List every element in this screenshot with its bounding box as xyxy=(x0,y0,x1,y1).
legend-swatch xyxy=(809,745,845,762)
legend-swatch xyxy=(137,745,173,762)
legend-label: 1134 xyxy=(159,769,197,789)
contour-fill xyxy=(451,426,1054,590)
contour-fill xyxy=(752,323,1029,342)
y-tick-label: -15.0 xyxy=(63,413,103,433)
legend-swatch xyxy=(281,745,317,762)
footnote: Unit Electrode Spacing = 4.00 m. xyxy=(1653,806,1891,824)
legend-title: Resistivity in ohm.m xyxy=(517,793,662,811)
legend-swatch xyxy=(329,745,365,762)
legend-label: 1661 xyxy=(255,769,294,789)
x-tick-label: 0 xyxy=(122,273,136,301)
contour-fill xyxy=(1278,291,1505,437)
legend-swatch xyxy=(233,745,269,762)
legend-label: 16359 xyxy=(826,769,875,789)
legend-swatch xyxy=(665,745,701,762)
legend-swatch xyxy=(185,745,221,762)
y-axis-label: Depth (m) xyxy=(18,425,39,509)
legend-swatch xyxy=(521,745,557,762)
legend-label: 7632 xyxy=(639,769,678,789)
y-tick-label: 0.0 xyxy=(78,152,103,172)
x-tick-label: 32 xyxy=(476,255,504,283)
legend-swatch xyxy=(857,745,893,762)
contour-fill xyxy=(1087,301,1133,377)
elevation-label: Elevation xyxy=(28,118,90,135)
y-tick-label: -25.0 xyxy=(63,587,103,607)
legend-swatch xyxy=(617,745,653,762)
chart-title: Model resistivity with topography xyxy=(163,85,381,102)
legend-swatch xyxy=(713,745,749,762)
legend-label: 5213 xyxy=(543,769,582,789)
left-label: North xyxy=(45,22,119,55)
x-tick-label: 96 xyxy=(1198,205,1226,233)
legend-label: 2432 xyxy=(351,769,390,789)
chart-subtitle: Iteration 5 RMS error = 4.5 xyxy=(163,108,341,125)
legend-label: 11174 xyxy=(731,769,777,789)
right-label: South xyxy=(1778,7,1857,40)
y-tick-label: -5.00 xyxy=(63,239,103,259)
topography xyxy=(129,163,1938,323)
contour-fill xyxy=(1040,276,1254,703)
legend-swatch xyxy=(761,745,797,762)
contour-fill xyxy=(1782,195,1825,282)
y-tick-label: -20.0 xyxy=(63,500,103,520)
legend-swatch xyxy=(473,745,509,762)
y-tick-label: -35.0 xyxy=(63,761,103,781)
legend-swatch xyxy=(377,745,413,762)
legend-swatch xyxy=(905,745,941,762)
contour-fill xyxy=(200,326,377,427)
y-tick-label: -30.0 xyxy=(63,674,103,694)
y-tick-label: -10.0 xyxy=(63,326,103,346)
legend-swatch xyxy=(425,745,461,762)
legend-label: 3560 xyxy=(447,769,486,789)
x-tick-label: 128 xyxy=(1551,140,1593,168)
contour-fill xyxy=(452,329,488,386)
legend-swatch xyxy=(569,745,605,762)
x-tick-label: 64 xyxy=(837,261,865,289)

·····

**Task to complete**: Copy out every line of the data above with nothing changed.

**Written response**:
List every element in this screenshot with its bounding box as xyxy=(x0,y0,x1,y1).
legend-swatch xyxy=(809,745,845,762)
legend-swatch xyxy=(137,745,173,762)
legend-label: 1134 xyxy=(159,769,197,789)
contour-fill xyxy=(451,426,1054,590)
contour-fill xyxy=(752,323,1029,342)
y-tick-label: -15.0 xyxy=(63,413,103,433)
legend-swatch xyxy=(281,745,317,762)
footnote: Unit Electrode Spacing = 4.00 m. xyxy=(1653,806,1891,824)
legend-title: Resistivity in ohm.m xyxy=(517,793,662,811)
legend-swatch xyxy=(329,745,365,762)
legend-label: 1661 xyxy=(255,769,294,789)
x-tick-label: 0 xyxy=(122,273,136,301)
contour-fill xyxy=(1278,291,1505,437)
legend-swatch xyxy=(233,745,269,762)
legend-label: 16359 xyxy=(826,769,875,789)
legend-swatch xyxy=(665,745,701,762)
legend-swatch xyxy=(185,745,221,762)
y-axis-label: Depth (m) xyxy=(18,425,39,509)
legend-swatch xyxy=(521,745,557,762)
legend-label: 7632 xyxy=(639,769,678,789)
y-tick-label: 0.0 xyxy=(78,152,103,172)
x-tick-label: 32 xyxy=(476,255,504,283)
legend-swatch xyxy=(857,745,893,762)
contour-fill xyxy=(1087,301,1133,377)
elevation-label: Elevation xyxy=(28,118,90,135)
y-tick-label: -25.0 xyxy=(63,587,103,607)
legend-swatch xyxy=(617,745,653,762)
chart-title: Model resistivity with topography xyxy=(163,85,381,102)
legend-swatch xyxy=(713,745,749,762)
legend-label: 5213 xyxy=(543,769,582,789)
left-label: North xyxy=(45,22,119,55)
x-tick-label: 96 xyxy=(1198,205,1226,233)
legend-label: 2432 xyxy=(351,769,390,789)
chart-subtitle: Iteration 5 RMS error = 4.5 xyxy=(163,108,341,125)
legend-label: 11174 xyxy=(731,769,777,789)
right-label: South xyxy=(1778,7,1857,40)
y-tick-label: -5.00 xyxy=(63,239,103,259)
topography xyxy=(129,163,1938,323)
contour-fill xyxy=(1040,276,1254,703)
legend-swatch xyxy=(761,745,797,762)
contour-fill xyxy=(1782,195,1825,282)
y-tick-label: -20.0 xyxy=(63,500,103,520)
legend-swatch xyxy=(473,745,509,762)
y-tick-label: -35.0 xyxy=(63,761,103,781)
legend-swatch xyxy=(377,745,413,762)
legend-swatch xyxy=(905,745,941,762)
contour-fill xyxy=(200,326,377,427)
y-tick-label: -30.0 xyxy=(63,674,103,694)
y-tick-label: -10.0 xyxy=(63,326,103,346)
legend-swatch xyxy=(425,745,461,762)
legend-label: 3560 xyxy=(447,769,486,789)
x-tick-label: 128 xyxy=(1551,140,1593,168)
contour-fill xyxy=(452,329,488,386)
legend-swatch xyxy=(569,745,605,762)
x-tick-label: 64 xyxy=(837,261,865,289)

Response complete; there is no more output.